▸ Data records:
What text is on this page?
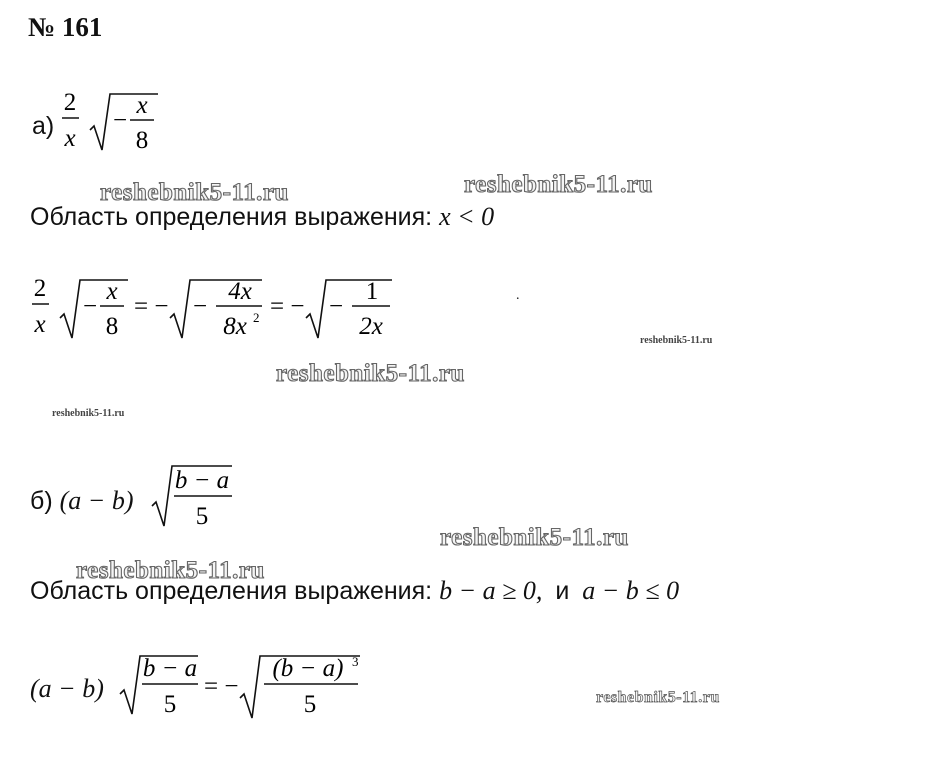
№ 161
а)
2
x
−
x
8
Область определения выражения: x < 0
2
x
−
x
8
= − −
4x
8x 2 = − −
1
2x
.
б) (a − b)
b − a
5
Область определения выражения: b − a ≥ 0, и a − b ≤ 0
(a − b)
b − a
5
= −
(b − a) 3
5
reshebnik5-11.ru	reshebnik5-11.ru
reshebnik5-11.ru
reshebnik5-11.ru
reshebnik5-11.ru
reshebnik5-11.ru
reshebnik5-11.ru
reshebnik5-11.ru
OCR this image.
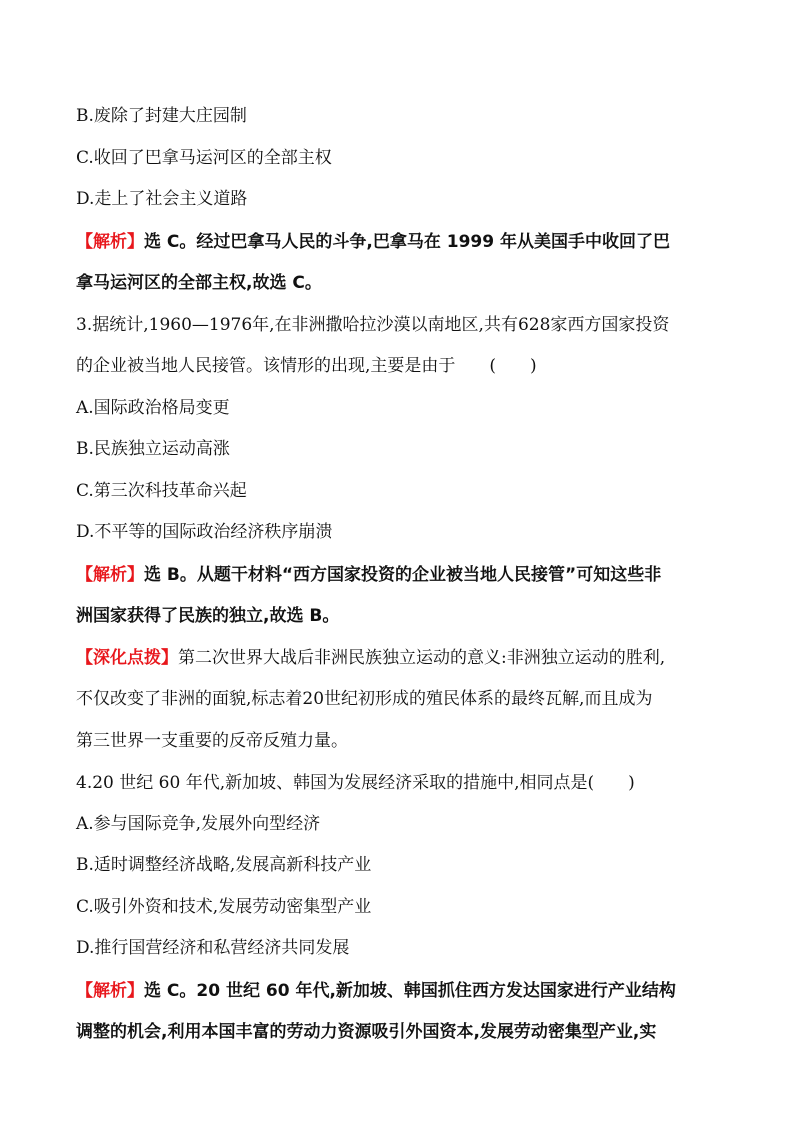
B.废除了封建大庄园制
C.收回了巴拿马运河区的全部主权
D.走上了社会主义道路
【解析】选 C。经过巴拿马人民的斗争,巴拿马在 1999 年从美国手中收回了巴
拿马运河区的全部主权,故选 C。
3.据统计,1960—1976年,在非洲撒哈拉沙漠以南地区,共有628家西方国家投资
的企业被当地人民接管。该情形的出现,主要是由于　　(　　)
A.国际政治格局变更
B.民族独立运动高涨
C.第三次科技革命兴起
D.不平等的国际政治经济秩序崩溃
【解析】选 B。从题干材料“西方国家投资的企业被当地人民接管”可知这些非
洲国家获得了民族的独立,故选 B。
【深化点拨】第二次世界大战后非洲民族独立运动的意义:非洲独立运动的胜利,
不仅改变了非洲的面貌,标志着20世纪初形成的殖民体系的最终瓦解,而且成为
第三世界一支重要的反帝反殖力量。
4.20 世纪 60 年代,新加坡、韩国为发展经济采取的措施中,相同点是(　　)
A.参与国际竞争,发展外向型经济
B.适时调整经济战略,发展高新科技产业
C.吸引外资和技术,发展劳动密集型产业
D.推行国营经济和私营经济共同发展
【解析】选 C。20 世纪 60 年代,新加坡、韩国抓住西方发达国家进行产业结构
调整的机会,利用本国丰富的劳动力资源吸引外国资本,发展劳动密集型产业,实
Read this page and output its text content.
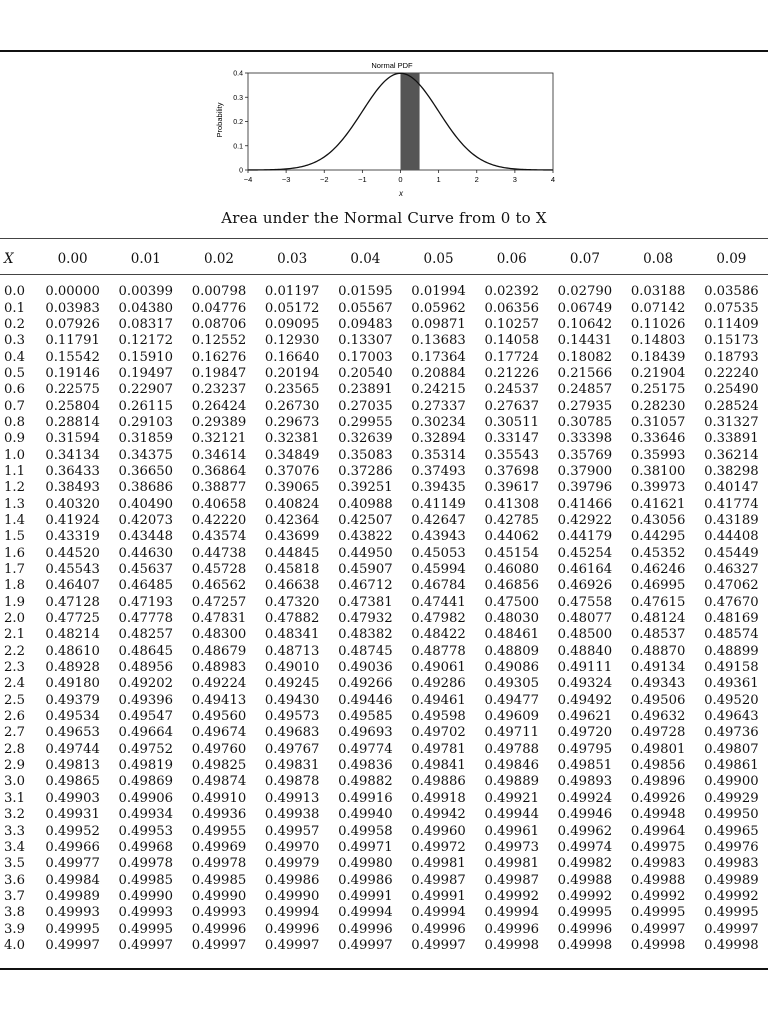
Normal PDF
Probability
x
−4	−3	−2	−1	0	1	2	3	4
0
0.1
0.2
0.3
0.4
Area under the Normal Curve from 0 to X
X	0.00	0.01	0.02	0.03	0.04	0.05	0.06	0.07	0.08	0.09

0.0	0.00000	0.00399	0.00798	0.01197	0.01595	0.01994	0.02392	0.02790	0.03188	0.03586
0.1	0.03983	0.04380	0.04776	0.05172	0.05567	0.05962	0.06356	0.06749	0.07142	0.07535
0.2	0.07926	0.08317	0.08706	0.09095	0.09483	0.09871	0.10257	0.10642	0.11026	0.11409
0.3	0.11791	0.12172	0.12552	0.12930	0.13307	0.13683	0.14058	0.14431	0.14803	0.15173
0.4	0.15542	0.15910	0.16276	0.16640	0.17003	0.17364	0.17724	0.18082	0.18439	0.18793
0.5	0.19146	0.19497	0.19847	0.20194	0.20540	0.20884	0.21226	0.21566	0.21904	0.22240
0.6	0.22575	0.22907	0.23237	0.23565	0.23891	0.24215	0.24537	0.24857	0.25175	0.25490
0.7	0.25804	0.26115	0.26424	0.26730	0.27035	0.27337	0.27637	0.27935	0.28230	0.28524
0.8	0.28814	0.29103	0.29389	0.29673	0.29955	0.30234	0.30511	0.30785	0.31057	0.31327
0.9	0.31594	0.31859	0.32121	0.32381	0.32639	0.32894	0.33147	0.33398	0.33646	0.33891
1.0	0.34134	0.34375	0.34614	0.34849	0.35083	0.35314	0.35543	0.35769	0.35993	0.36214
1.1	0.36433	0.36650	0.36864	0.37076	0.37286	0.37493	0.37698	0.37900	0.38100	0.38298
1.2	0.38493	0.38686	0.38877	0.39065	0.39251	0.39435	0.39617	0.39796	0.39973	0.40147
1.3	0.40320	0.40490	0.40658	0.40824	0.40988	0.41149	0.41308	0.41466	0.41621	0.41774
1.4	0.41924	0.42073	0.42220	0.42364	0.42507	0.42647	0.42785	0.42922	0.43056	0.43189
1.5	0.43319	0.43448	0.43574	0.43699	0.43822	0.43943	0.44062	0.44179	0.44295	0.44408
1.6	0.44520	0.44630	0.44738	0.44845	0.44950	0.45053	0.45154	0.45254	0.45352	0.45449
1.7	0.45543	0.45637	0.45728	0.45818	0.45907	0.45994	0.46080	0.46164	0.46246	0.46327
1.8	0.46407	0.46485	0.46562	0.46638	0.46712	0.46784	0.46856	0.46926	0.46995	0.47062
1.9	0.47128	0.47193	0.47257	0.47320	0.47381	0.47441	0.47500	0.47558	0.47615	0.47670
2.0	0.47725	0.47778	0.47831	0.47882	0.47932	0.47982	0.48030	0.48077	0.48124	0.48169
2.1	0.48214	0.48257	0.48300	0.48341	0.48382	0.48422	0.48461	0.48500	0.48537	0.48574
2.2	0.48610	0.48645	0.48679	0.48713	0.48745	0.48778	0.48809	0.48840	0.48870	0.48899
2.3	0.48928	0.48956	0.48983	0.49010	0.49036	0.49061	0.49086	0.49111	0.49134	0.49158
2.4	0.49180	0.49202	0.49224	0.49245	0.49266	0.49286	0.49305	0.49324	0.49343	0.49361
2.5	0.49379	0.49396	0.49413	0.49430	0.49446	0.49461	0.49477	0.49492	0.49506	0.49520
2.6	0.49534	0.49547	0.49560	0.49573	0.49585	0.49598	0.49609	0.49621	0.49632	0.49643
2.7	0.49653	0.49664	0.49674	0.49683	0.49693	0.49702	0.49711	0.49720	0.49728	0.49736
2.8	0.49744	0.49752	0.49760	0.49767	0.49774	0.49781	0.49788	0.49795	0.49801	0.49807
2.9	0.49813	0.49819	0.49825	0.49831	0.49836	0.49841	0.49846	0.49851	0.49856	0.49861
3.0	0.49865	0.49869	0.49874	0.49878	0.49882	0.49886	0.49889	0.49893	0.49896	0.49900
3.1	0.49903	0.49906	0.49910	0.49913	0.49916	0.49918	0.49921	0.49924	0.49926	0.49929
3.2	0.49931	0.49934	0.49936	0.49938	0.49940	0.49942	0.49944	0.49946	0.49948	0.49950
3.3	0.49952	0.49953	0.49955	0.49957	0.49958	0.49960	0.49961	0.49962	0.49964	0.49965
3.4	0.49966	0.49968	0.49969	0.49970	0.49971	0.49972	0.49973	0.49974	0.49975	0.49976
3.5	0.49977	0.49978	0.49978	0.49979	0.49980	0.49981	0.49981	0.49982	0.49983	0.49983
3.6	0.49984	0.49985	0.49985	0.49986	0.49986	0.49987	0.49987	0.49988	0.49988	0.49989
3.7	0.49989	0.49990	0.49990	0.49990	0.49991	0.49991	0.49992	0.49992	0.49992	0.49992
3.8	0.49993	0.49993	0.49993	0.49994	0.49994	0.49994	0.49994	0.49995	0.49995	0.49995
3.9	0.49995	0.49995	0.49996	0.49996	0.49996	0.49996	0.49996	0.49996	0.49997	0.49997
4.0	0.49997	0.49997	0.49997	0.49997	0.49997	0.49997	0.49998	0.49998	0.49998	0.49998
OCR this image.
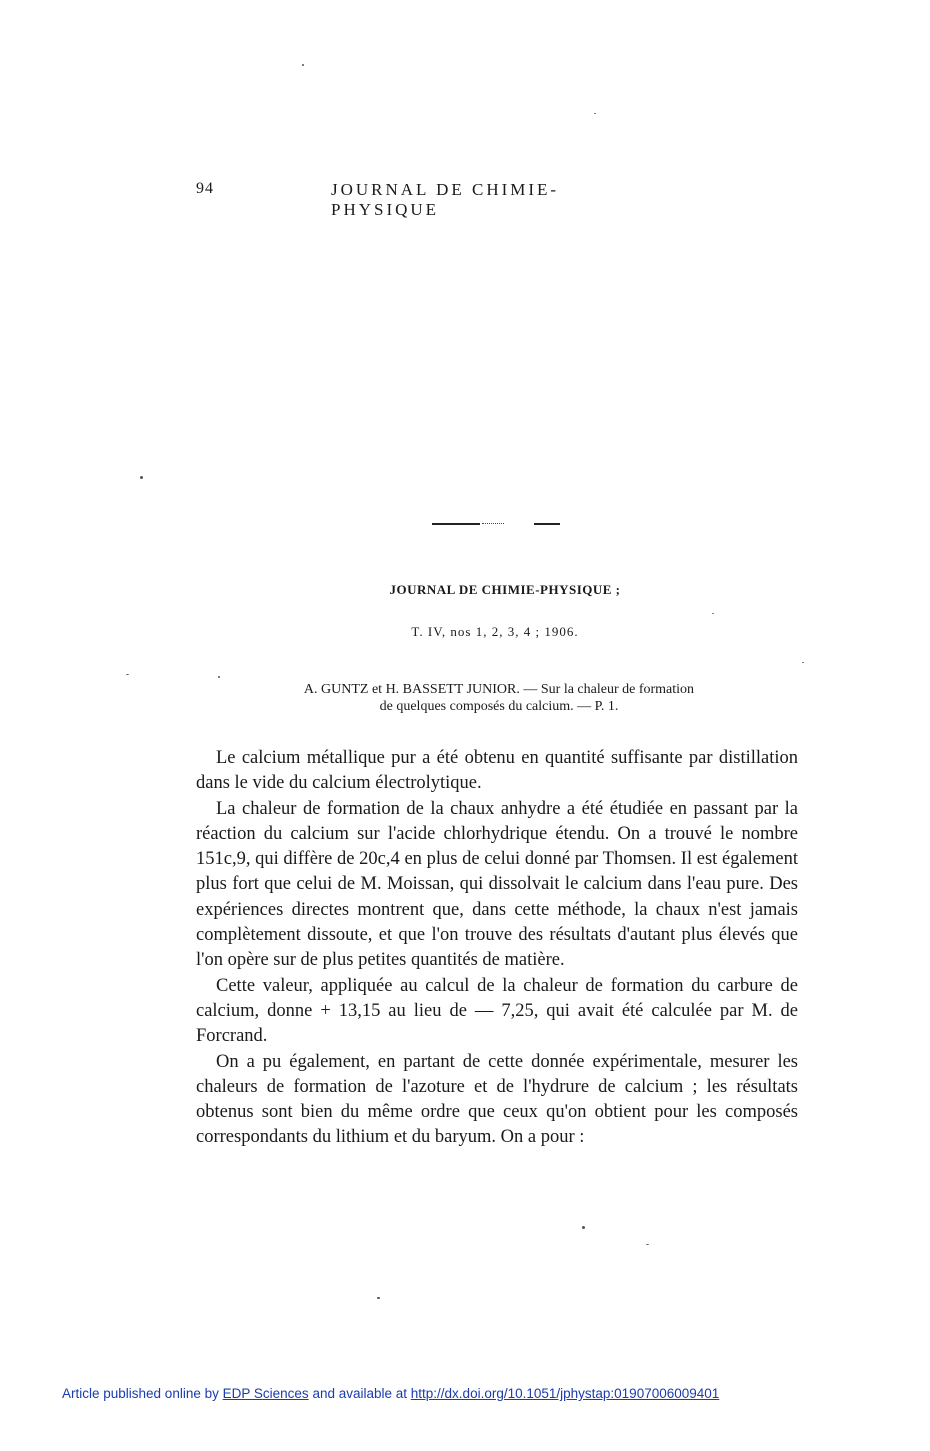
94	JOURNAL DE CHIMIE-PHYSIQUE
JOURNAL DE CHIMIE-PHYSIQUE ;
T. IV, nos 1, 2, 3, 4 ; 1906.
A. GUNTZ et H. BASSETT JUNIOR. — Sur la chaleur de formation
de quelques composés du calcium. — P. 1.

Le calcium métallique pur a été obtenu en quantité suffisante par distillation dans le vide du calcium électrolytique.

La chaleur de formation de la chaux anhydre a été étudiée en passant par la réaction du calcium sur l'acide chlorhydrique étendu. On a trouvé le nombre 151c,9, qui diffère de 20c,4 en plus de celui donné par Thomsen. Il est également plus fort que celui de M. Moissan, qui dissolvait le calcium dans l'eau pure. Des expériences directes montrent que, dans cette méthode, la chaux n'est jamais complètement dissoute, et que l'on trouve des résultats d'autant plus élevés que l'on opère sur de plus petites quantités de matière.

Cette valeur, appliquée au calcul de la chaleur de formation du carbure de calcium, donne + 13,15 au lieu de — 7,25, qui avait été calculée par M. de Forcrand.

On a pu également, en partant de cette donnée expérimentale, mesurer les chaleurs de formation de l'azoture et de l'hydrure de calcium ; les résultats obtenus sont bien du même ordre que ceux qu'on obtient pour les composés correspondants du lithium et du baryum. On a pour :

Article published online by EDP Sciences and available at http://dx.doi.org/10.1051/jphystap:01907006009401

▸ THE REQUEST:
From the listing above, copy all lines holding the word "page".

▸ RESULT OF THIS EXERCISE:
What text is on this page?
Read this page and output its text content.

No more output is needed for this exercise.